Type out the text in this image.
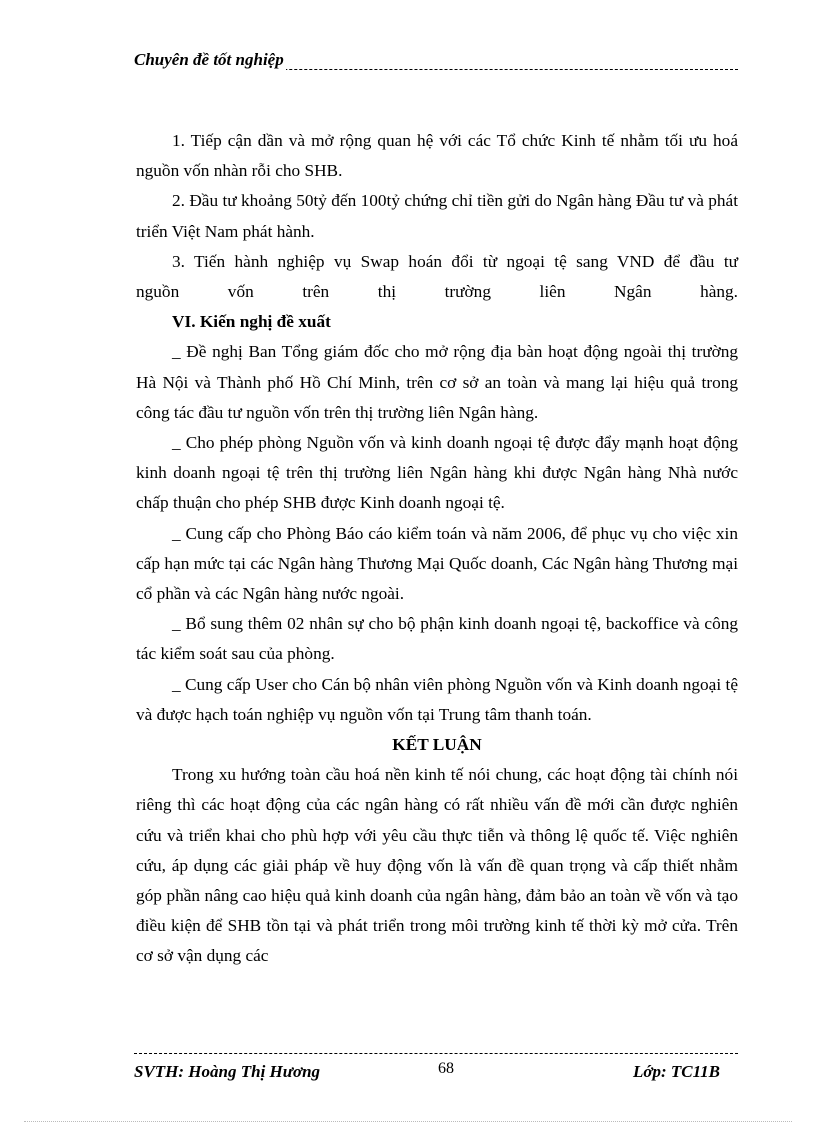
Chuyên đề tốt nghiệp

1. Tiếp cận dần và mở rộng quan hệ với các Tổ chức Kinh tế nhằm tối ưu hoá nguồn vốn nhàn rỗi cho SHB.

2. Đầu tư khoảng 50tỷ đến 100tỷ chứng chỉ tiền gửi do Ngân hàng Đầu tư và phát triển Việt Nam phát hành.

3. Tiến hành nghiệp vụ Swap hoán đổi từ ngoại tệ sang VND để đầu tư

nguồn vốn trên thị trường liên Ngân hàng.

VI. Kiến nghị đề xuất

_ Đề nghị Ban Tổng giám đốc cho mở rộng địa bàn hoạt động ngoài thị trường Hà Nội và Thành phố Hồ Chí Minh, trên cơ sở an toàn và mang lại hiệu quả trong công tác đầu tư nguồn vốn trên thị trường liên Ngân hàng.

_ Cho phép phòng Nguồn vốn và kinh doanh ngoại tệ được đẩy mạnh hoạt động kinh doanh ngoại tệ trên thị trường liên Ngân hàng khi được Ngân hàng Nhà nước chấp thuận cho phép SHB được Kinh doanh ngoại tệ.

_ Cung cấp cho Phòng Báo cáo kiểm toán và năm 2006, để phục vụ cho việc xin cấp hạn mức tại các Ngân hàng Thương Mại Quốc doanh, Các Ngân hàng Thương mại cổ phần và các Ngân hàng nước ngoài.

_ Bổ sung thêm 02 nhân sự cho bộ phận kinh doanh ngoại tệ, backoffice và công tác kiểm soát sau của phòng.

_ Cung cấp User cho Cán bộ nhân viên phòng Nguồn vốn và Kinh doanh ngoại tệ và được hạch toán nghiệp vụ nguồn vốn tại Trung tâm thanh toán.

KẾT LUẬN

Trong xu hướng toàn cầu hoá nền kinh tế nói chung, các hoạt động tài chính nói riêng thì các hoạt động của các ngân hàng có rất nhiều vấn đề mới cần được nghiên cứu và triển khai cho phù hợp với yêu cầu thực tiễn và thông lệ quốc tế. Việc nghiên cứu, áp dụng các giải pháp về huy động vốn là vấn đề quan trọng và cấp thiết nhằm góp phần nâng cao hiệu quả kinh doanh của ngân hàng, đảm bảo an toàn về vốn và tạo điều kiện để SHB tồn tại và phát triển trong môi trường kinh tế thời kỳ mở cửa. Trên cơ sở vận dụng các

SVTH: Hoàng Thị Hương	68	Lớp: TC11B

## Do this
Show the lines of the records that include the string "công".

## Answer in full
_ Đề nghị Ban Tổng giám đốc cho mở rộng địa bàn hoạt động ngoài thị trường Hà Nội và Thành phố Hồ Chí Minh, trên cơ sở an toàn và mang lại hiệu quả trong công tác đầu tư nguồn vốn trên thị trường liên Ngân hàng.
_ Bổ sung thêm 02 nhân sự cho bộ phận kinh doanh ngoại tệ, backoffice và công tác kiểm soát sau của phòng.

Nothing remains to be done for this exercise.